*ARTIKEL*
-=-=-=-=-
Selasa, 22 Mei 2018

Agar Jangan Dikatakan Di Kalangan Kaum Muslim Tidak Ada Saling Percaya

السلام عليكن ورحمةالله وبركاته.

Allohu Akbar..!!!
“Alloh dan kaum Muslimin jadi saksi bahwa kami memaafkannya.”

Kholifah Umar sedang duduk beralas sorban di dibebayang pohon kurma dekat masjid Nabawi. Sahabat disekelilingnya sedang syura' (rapat) membahas aneka soal.
Tiga orang pemuda datang menhadap. Dua bersaudara berwajah marah yang mengapit pemuda lusuh yang tertunduk dalam belengguan mereka.

"Tegakkan keadilan untuk kami Amirul Mukminin, Qishos-lah pembunuh ayah kami sebagai had atas kejahatannya!"
ujar seorang pengapit.
Umar lalu bangkit meminta si lusuh mengkronologi.
-=-=-=-=-
*YANG HARUS DIKERJAKAN*
• a. Terjemahkan kalimat dari artikel ini ke dalam bahasa Inggris: "Sahabat disekelilingnya sedang syura' (rapat) membahas aneka soal."
• b. Tolong tentukan apakah setiap pernyataan berikut sesuai dengan artikel, jawab ya atau tidak, dan kutip kata-kata artikel yang menentukannya. (i) Umar duduk di dekat masjid Nabawi. (ii) Empat orang pemuda datang menghadap Umar. (iii) Dua bersaudara itu meminta agar pembunuh ayah mereka diqishos.
Baris-baris ini tidak diperlukan.

Rekaman batas elemen:
-=-=-=-=-
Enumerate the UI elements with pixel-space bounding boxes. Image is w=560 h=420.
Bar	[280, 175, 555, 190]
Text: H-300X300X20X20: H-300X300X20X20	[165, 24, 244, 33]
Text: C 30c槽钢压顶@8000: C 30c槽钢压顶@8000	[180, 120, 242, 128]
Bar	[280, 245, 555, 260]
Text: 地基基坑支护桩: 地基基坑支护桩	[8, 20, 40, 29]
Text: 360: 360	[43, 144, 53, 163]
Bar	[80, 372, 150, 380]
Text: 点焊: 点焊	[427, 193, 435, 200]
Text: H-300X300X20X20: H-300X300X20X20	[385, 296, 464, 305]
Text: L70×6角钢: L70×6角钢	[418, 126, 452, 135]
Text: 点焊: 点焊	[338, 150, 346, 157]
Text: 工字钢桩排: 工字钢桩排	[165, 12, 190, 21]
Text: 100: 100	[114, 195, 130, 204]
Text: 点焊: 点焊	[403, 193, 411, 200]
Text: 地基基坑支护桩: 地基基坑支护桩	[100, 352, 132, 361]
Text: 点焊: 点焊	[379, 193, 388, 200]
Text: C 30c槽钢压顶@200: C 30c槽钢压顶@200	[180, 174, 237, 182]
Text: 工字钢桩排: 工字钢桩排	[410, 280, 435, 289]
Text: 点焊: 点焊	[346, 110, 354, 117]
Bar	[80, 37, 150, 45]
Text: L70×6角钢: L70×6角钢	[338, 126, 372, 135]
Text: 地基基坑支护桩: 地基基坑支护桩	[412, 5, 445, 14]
-=-=-=-=-
*JAWABAN PER TUGAS*
• a. The companions around him were holding a shura (a meeting) to discuss various matters.

• b.
(i) Ya: "pohon kurma dekat masjid Nabawi"
(ii) Tidak: "Tiga orang pemuda"
(iii) Ya: "Qishos-lah pembunuh ayah kami"